Gather from the material every line that contains the string "title".

* Begin INPUT DATA *

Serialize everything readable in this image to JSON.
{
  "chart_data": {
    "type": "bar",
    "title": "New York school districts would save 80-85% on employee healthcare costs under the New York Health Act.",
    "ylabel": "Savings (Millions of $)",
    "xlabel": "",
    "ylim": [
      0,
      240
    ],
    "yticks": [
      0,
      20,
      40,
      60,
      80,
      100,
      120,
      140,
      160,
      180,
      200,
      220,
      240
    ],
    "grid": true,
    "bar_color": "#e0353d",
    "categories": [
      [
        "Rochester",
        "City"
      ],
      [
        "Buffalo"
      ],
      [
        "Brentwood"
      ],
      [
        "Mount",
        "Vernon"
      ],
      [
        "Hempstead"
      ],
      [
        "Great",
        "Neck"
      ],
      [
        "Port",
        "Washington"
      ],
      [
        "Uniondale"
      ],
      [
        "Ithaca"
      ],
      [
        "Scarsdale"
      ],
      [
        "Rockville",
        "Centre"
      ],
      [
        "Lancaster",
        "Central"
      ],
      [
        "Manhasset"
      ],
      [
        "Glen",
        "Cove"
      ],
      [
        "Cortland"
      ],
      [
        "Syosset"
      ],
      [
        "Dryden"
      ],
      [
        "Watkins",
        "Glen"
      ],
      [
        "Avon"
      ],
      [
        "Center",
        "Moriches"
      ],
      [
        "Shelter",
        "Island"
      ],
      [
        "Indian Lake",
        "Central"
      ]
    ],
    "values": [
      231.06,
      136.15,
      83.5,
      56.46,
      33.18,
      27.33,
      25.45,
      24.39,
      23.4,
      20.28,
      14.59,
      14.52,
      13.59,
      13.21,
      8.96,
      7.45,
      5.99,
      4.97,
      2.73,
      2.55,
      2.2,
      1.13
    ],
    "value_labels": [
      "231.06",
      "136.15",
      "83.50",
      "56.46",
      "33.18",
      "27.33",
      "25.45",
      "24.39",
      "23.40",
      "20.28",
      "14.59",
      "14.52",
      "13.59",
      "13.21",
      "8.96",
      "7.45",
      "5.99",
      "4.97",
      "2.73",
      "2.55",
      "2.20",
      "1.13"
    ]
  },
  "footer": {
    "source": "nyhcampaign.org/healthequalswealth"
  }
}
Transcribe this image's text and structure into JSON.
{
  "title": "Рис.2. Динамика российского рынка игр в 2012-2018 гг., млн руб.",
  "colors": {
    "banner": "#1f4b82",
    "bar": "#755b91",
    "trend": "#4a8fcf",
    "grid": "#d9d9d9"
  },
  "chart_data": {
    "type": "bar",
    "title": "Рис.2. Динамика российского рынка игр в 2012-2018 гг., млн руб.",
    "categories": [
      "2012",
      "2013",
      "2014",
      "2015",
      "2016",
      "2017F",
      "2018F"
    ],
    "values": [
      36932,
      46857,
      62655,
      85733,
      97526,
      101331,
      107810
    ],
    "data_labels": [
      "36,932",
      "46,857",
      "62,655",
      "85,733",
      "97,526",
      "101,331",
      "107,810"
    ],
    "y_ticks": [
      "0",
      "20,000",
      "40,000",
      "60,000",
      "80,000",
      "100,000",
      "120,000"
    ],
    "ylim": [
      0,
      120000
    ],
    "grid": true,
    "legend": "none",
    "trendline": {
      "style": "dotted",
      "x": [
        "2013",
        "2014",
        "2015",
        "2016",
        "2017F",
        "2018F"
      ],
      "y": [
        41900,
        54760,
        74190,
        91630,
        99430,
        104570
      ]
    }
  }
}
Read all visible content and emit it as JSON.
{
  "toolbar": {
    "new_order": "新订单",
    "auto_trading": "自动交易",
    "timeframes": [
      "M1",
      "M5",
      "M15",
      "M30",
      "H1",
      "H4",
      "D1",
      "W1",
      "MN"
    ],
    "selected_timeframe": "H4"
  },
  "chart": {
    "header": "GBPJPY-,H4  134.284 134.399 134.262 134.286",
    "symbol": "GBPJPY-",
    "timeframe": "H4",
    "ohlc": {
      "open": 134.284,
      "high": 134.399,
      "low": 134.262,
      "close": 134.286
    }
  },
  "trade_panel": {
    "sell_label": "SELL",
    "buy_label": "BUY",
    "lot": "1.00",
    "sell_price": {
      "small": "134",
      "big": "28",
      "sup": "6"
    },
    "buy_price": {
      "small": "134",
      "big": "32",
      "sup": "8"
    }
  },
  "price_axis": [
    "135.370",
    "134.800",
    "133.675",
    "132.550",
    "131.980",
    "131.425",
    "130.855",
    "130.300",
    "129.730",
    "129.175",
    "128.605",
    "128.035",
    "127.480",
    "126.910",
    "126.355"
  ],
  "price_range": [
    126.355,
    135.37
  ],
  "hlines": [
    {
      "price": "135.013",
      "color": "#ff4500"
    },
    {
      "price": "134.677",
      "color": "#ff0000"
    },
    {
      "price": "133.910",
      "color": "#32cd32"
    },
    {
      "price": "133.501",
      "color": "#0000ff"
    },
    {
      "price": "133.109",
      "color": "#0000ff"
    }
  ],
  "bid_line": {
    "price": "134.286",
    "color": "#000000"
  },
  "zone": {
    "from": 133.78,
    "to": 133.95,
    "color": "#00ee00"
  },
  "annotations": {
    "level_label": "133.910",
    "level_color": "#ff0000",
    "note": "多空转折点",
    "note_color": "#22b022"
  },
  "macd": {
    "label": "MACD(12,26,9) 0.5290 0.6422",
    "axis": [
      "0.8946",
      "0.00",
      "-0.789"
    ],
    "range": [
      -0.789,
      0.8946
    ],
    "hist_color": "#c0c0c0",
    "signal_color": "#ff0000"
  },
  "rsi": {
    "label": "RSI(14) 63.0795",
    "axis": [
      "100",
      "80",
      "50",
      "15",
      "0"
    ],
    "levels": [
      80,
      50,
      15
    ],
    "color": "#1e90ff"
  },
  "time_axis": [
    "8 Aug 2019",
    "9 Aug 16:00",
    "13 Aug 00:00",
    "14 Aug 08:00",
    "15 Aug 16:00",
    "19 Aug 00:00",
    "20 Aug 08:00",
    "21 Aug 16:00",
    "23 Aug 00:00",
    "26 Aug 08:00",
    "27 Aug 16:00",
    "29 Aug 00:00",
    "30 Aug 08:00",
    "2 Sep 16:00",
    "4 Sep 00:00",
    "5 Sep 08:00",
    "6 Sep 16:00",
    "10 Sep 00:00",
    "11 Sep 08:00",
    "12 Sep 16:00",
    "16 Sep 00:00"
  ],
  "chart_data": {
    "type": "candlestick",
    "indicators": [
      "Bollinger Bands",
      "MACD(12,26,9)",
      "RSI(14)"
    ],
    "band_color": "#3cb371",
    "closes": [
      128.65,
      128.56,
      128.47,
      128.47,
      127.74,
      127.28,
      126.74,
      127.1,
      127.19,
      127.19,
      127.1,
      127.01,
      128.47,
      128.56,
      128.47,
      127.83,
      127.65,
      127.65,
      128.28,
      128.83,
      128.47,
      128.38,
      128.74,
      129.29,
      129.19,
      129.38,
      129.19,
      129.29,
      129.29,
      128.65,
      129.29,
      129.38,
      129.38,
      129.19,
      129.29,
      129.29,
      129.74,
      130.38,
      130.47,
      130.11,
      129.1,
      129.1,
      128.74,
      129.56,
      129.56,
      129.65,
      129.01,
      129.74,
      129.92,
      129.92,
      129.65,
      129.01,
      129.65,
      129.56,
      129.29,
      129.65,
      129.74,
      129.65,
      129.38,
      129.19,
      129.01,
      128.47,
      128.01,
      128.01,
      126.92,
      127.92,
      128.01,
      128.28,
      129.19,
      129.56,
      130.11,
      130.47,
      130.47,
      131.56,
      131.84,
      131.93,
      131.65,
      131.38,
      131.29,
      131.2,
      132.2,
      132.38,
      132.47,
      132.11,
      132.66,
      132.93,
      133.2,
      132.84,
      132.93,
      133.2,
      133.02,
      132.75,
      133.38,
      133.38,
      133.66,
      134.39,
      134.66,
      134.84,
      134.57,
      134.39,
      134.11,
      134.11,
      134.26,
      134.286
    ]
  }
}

* End INPUT DATA *

- **RESULT**
    "title": "New York school districts would save 80-85% on employee healthcare costs under the New York Health Act.",
  "title": "Рис.2. Динамика российского рынка игр в 2012-2018 гг., млн руб.",
    "title": "Рис.2. Динамика российского рынка игр в 2012-2018 гг., млн руб.",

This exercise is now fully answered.